**Requirements:**
Select, from the material below, each line with "ombyggnation" in it.

**Exercise material:**
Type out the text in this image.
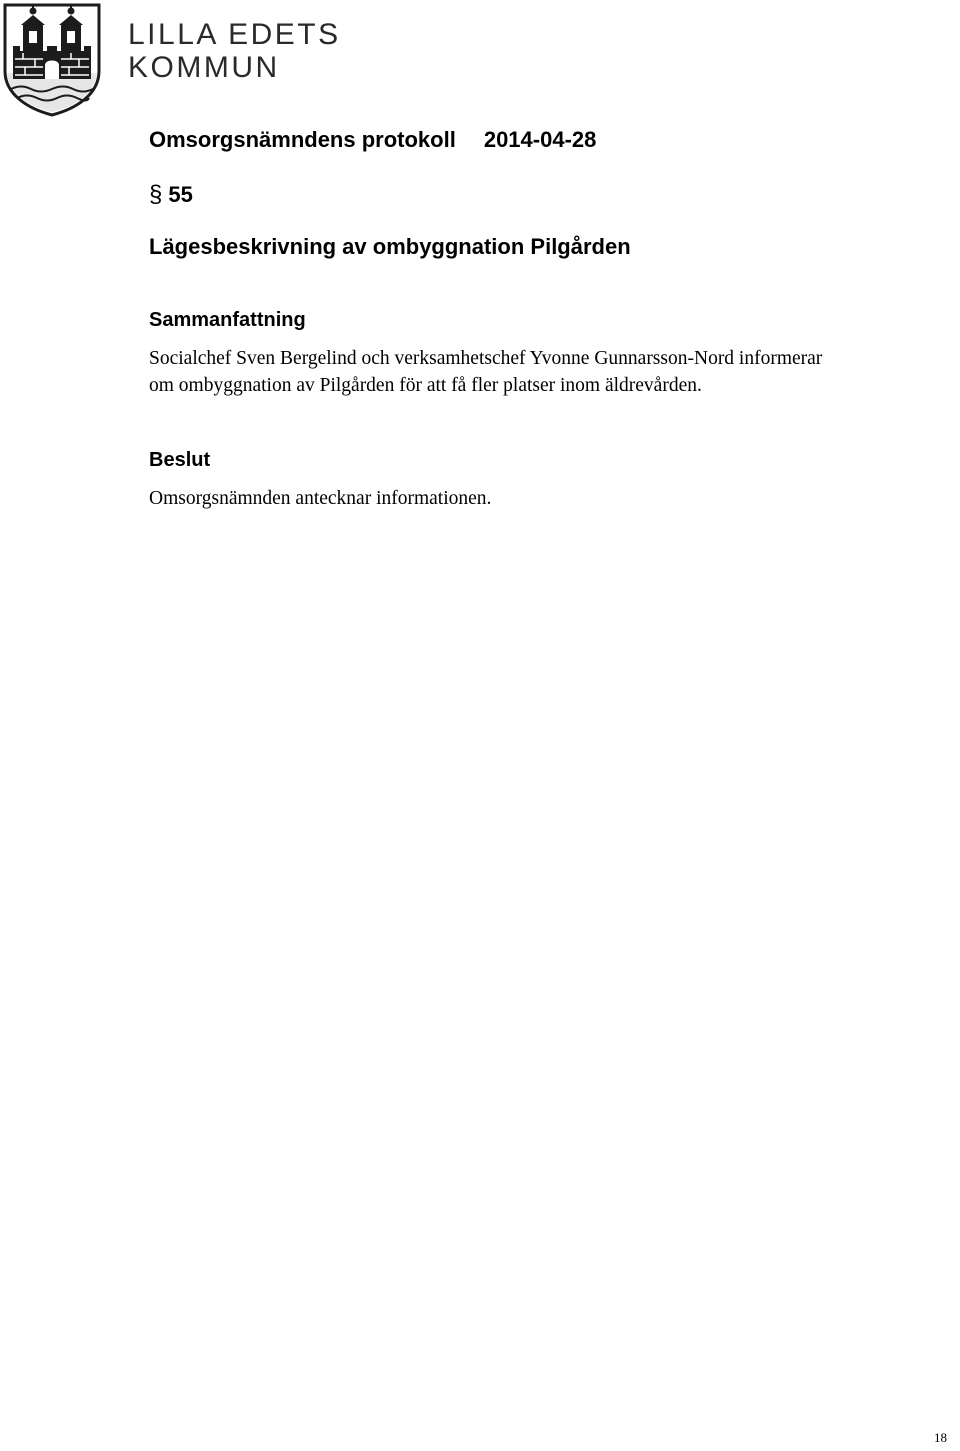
LILLA EDETS
KOMMUN
Omsorgsnämndens protokoll 2014-04-28
§ 55
Lägesbeskrivning av ombyggnation Pilgården
Sammanfattning
Socialchef Sven Bergelind och verksamhetschef Yvonne Gunnarsson-Nord informerar
om ombyggnation av Pilgården för att få fler platser inom äldrevården.
Beslut
Omsorgsnämnden antecknar informationen.
18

**Answer below:**
Lägesbeskrivning av ombyggnation Pilgården
om ombyggnation av Pilgården för att få fler platser inom äldrevården.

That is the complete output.